--- Start DATA LINES ---

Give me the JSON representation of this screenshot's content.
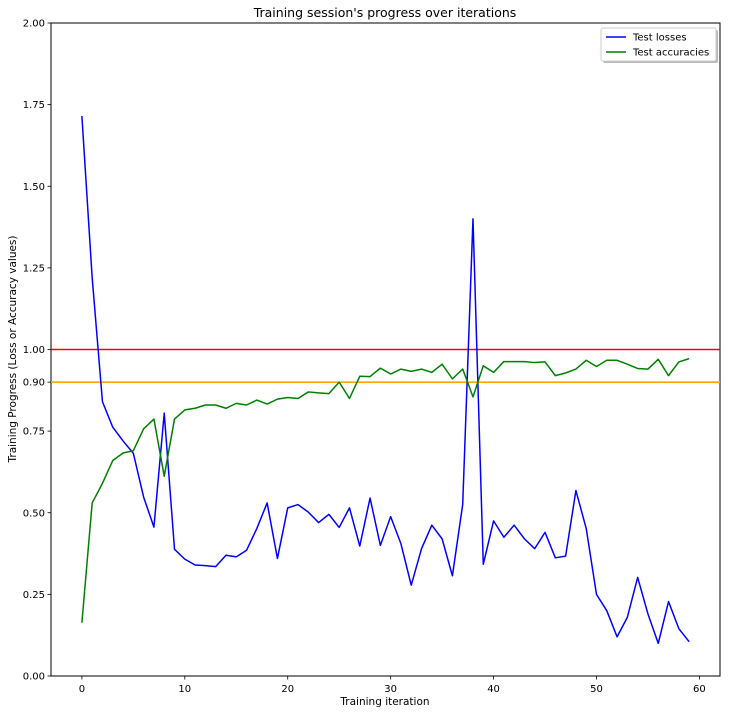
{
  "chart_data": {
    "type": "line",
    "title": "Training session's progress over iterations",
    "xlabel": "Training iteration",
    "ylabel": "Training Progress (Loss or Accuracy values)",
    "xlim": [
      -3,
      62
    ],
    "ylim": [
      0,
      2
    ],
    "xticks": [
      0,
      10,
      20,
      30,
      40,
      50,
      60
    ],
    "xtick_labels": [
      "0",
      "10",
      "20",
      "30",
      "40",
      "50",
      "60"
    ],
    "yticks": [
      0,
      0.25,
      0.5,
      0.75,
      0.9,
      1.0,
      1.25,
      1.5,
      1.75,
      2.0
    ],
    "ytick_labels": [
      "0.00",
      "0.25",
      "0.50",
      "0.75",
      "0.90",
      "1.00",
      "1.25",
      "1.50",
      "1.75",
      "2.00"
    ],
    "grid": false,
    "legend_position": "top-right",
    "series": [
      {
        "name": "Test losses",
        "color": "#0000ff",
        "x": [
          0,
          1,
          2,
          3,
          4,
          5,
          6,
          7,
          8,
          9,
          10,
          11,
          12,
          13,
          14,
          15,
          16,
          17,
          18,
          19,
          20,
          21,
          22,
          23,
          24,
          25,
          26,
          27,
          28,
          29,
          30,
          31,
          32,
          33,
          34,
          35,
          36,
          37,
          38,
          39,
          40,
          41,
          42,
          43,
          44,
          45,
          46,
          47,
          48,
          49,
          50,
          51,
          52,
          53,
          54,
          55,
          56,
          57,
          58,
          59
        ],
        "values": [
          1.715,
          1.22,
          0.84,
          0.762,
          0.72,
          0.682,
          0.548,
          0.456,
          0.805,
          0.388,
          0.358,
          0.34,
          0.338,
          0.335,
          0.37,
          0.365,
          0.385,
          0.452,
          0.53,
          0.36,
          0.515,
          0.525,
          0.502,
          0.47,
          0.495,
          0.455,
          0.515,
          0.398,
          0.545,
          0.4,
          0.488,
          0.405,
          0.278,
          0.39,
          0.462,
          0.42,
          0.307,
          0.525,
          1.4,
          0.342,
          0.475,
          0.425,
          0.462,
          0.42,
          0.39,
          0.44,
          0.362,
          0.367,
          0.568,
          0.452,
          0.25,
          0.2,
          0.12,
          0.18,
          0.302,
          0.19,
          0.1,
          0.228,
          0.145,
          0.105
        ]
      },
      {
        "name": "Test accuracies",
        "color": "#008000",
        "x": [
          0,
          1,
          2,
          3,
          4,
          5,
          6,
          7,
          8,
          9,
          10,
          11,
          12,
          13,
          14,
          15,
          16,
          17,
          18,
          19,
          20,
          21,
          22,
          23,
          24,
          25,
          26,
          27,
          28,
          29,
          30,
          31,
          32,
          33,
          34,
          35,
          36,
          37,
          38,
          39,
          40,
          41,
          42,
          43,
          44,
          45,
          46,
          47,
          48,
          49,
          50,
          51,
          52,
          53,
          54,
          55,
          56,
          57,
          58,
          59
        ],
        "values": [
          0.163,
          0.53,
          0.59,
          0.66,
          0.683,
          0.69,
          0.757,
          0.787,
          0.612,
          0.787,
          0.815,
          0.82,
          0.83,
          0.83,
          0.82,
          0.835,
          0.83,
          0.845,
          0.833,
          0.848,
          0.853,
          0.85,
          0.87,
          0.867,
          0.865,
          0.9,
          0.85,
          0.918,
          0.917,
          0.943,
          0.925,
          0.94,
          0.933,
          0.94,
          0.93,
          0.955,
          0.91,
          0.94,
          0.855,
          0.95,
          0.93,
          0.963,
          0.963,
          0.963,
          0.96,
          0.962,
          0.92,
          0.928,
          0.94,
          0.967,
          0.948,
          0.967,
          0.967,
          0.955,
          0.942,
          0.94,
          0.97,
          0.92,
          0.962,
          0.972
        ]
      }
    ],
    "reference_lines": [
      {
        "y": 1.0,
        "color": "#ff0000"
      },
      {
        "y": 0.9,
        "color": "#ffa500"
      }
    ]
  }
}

--- End DATA LINES ---
--- Start DATA LINES ---

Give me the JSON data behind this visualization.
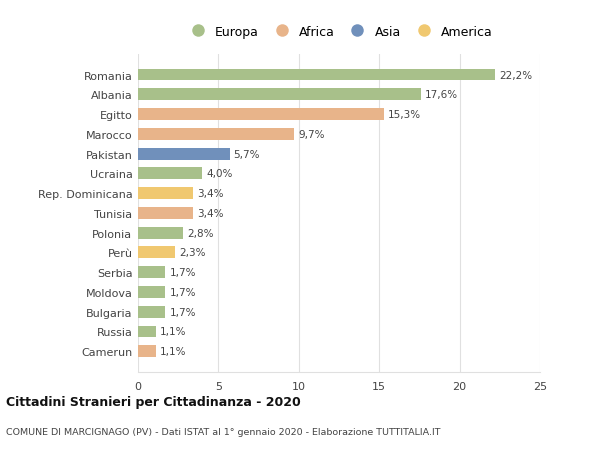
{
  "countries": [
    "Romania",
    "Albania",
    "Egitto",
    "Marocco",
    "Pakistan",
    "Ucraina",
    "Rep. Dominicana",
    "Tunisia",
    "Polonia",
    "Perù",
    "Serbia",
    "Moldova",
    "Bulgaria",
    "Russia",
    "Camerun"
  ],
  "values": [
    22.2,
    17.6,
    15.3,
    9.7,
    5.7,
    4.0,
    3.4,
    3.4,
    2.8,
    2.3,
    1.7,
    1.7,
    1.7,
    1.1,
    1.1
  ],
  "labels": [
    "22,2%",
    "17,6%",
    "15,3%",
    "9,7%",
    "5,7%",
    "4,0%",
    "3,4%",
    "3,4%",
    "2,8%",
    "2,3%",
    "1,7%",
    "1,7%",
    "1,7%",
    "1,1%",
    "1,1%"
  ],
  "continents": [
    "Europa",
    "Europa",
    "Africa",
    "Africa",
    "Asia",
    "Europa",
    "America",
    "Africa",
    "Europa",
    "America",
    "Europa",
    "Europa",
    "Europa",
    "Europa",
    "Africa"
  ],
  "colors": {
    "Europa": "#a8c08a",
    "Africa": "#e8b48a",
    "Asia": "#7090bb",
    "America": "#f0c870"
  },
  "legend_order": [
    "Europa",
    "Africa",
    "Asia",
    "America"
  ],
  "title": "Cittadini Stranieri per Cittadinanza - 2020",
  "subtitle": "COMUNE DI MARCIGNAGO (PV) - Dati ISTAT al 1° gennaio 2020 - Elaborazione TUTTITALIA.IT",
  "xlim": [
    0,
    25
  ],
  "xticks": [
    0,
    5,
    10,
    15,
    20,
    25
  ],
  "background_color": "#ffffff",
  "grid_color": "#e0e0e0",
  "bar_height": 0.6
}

--- End DATA LINES ---

▶ **WHAT IS NEEDED**: Collect the lines of the records that include the string "Training".

▶ **THE SOLUTION**:
    "title": "Training session's progress over iterations",
    "xlabel": "Training iteration",
    "ylabel": "Training Progress (Loss or Accuracy values)",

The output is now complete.